PASSAGE
★ ★ ★ ★
Butterfield: swim the key to Hawaii success

  • True colours: Butterfield displays the helmet he will wear during the 112-mile bike ride in the Ironman World Championships in Hawaii (Photograph by Tyler Butterfield/Instagram)

    True colours: Butterfield displays the helmet he will wear during the 112-mile bike ride in the Ironman World Championships in Hawaii (Photograph by Tyler Butterfield/Instagram)

Tyler Butterfield believes his performance in the swim at the Hawaii Ironman World Championships will be key in determining whether he finishes in the top ten.

Butterfield will look to lay strong foundations when he takes to the water at the bay of Kailua-Kona for the 2.4-mile swim — the weakest of his three triathlon disciplines.

Although he insists the swim will not make or break tomorrow’s race, Butterfield knows it will be crucial in setting the tempo as he bids to improve on his sensational seventh-place finish in 2013.

“In 2013 I had a great race, but I had a great swim, and it kind of fell into my lap,” said Butterfield, who finished in 8hr 24min 9sec.

“The swim plays a huge part, mainly because it sets up your race, but it doesn’t mean your race is over.
★ ★ ★ ★
PROVIDED INFORMATION

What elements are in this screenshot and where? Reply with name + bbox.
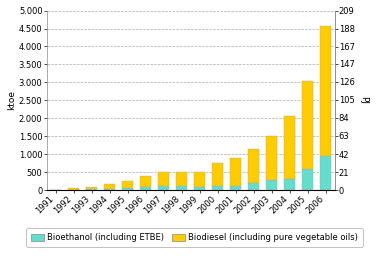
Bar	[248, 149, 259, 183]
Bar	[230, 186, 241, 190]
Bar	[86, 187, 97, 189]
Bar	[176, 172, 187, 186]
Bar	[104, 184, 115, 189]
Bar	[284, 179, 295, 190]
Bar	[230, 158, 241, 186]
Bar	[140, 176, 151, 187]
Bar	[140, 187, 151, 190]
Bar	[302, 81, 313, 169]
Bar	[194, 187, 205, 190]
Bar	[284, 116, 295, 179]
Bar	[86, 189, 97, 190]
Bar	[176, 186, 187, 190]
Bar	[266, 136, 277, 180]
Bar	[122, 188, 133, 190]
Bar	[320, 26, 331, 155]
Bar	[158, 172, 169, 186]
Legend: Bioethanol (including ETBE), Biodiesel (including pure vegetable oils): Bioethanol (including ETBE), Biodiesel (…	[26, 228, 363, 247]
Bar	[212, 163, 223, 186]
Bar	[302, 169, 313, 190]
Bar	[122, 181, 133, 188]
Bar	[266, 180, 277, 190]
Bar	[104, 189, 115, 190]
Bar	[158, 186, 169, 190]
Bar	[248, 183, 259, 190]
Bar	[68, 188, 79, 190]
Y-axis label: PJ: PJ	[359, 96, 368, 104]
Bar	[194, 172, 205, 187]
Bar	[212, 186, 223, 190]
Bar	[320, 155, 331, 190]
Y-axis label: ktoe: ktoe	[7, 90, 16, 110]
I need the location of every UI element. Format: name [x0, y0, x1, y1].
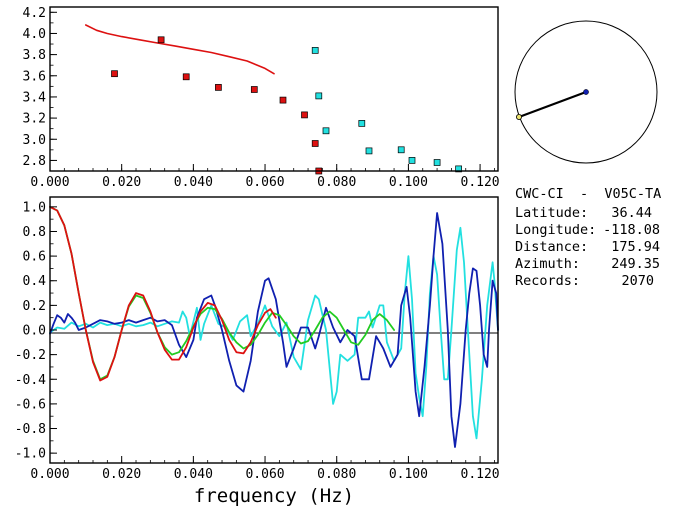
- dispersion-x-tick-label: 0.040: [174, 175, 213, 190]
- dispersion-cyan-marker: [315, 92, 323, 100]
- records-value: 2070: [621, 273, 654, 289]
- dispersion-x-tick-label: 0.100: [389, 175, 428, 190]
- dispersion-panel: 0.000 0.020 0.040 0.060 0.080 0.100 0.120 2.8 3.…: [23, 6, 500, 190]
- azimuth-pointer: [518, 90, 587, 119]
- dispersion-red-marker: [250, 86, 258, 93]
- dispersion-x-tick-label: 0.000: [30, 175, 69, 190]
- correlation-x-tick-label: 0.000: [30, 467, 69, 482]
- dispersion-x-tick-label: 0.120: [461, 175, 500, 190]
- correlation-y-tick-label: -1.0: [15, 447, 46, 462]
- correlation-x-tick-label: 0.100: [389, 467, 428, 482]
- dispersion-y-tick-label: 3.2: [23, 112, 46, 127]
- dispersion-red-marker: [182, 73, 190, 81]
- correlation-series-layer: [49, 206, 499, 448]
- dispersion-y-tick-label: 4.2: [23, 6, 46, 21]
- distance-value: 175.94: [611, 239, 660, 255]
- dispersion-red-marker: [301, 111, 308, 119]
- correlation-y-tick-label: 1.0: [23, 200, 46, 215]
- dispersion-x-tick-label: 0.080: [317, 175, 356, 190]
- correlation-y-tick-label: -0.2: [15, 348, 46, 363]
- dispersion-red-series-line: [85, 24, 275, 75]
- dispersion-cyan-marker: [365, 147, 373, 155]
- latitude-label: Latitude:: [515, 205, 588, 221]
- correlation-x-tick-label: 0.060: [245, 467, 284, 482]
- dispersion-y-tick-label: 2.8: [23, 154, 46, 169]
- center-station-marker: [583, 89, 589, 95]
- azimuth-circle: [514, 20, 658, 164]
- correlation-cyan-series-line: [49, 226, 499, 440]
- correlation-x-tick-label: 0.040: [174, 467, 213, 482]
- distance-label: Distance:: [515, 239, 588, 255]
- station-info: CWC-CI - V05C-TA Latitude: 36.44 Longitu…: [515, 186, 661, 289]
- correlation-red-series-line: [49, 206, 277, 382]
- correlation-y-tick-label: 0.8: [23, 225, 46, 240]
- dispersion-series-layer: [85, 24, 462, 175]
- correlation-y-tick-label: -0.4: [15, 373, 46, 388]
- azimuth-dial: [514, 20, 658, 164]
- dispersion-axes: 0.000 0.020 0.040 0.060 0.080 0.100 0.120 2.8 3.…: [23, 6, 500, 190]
★ ★ ★ ★
INSTRUCTION A
In the Butterfield article, what was his finishing time in 2013?
INSTRUCTION B
For each statement, say whether the Butterfield article agrees with it, and quote the words that decide it. (i) The swim is the strongest of Butterfield's three triathlon disciplines. (ii) Butterfield finished seventh in 2013. (iii) The bike ride at the championships is 112 miles long.
INSTRUCTION C
Reproduce everything in the Butterfield article from "Butterfield: swim the" down to "the top ten.".

WRITTEN ANSWER A
8hr 24min 9sec.

WRITTEN ANSWER B
(i) No: "the weakest of his three triathlon disciplines"
(ii) Yes: "his sensational seventh-place finish in 2013"
(iii) Yes: "the 112-mile bike ride in the Ironman World Championships in Hawaii"

WRITTEN ANSWER C
Butterfield: swim the key to Hawaii success

  • True colours: Butterfield displays the helmet he will wear during the 112-mile bike ride in the Ironman World Championships in Hawaii (Photograph by Tyler Butterfield/Instagram)

    True colours: Butterfield displays the helmet he will wear during the 112-mile bike ride in the Ironman World Championships in Hawaii (Photograph by Tyler Butterfield/Instagram)

Tyler Butterfield believes his performance in the swim at the Hawaii Ironman World Championships will be key in determining whether he finishes in the top ten.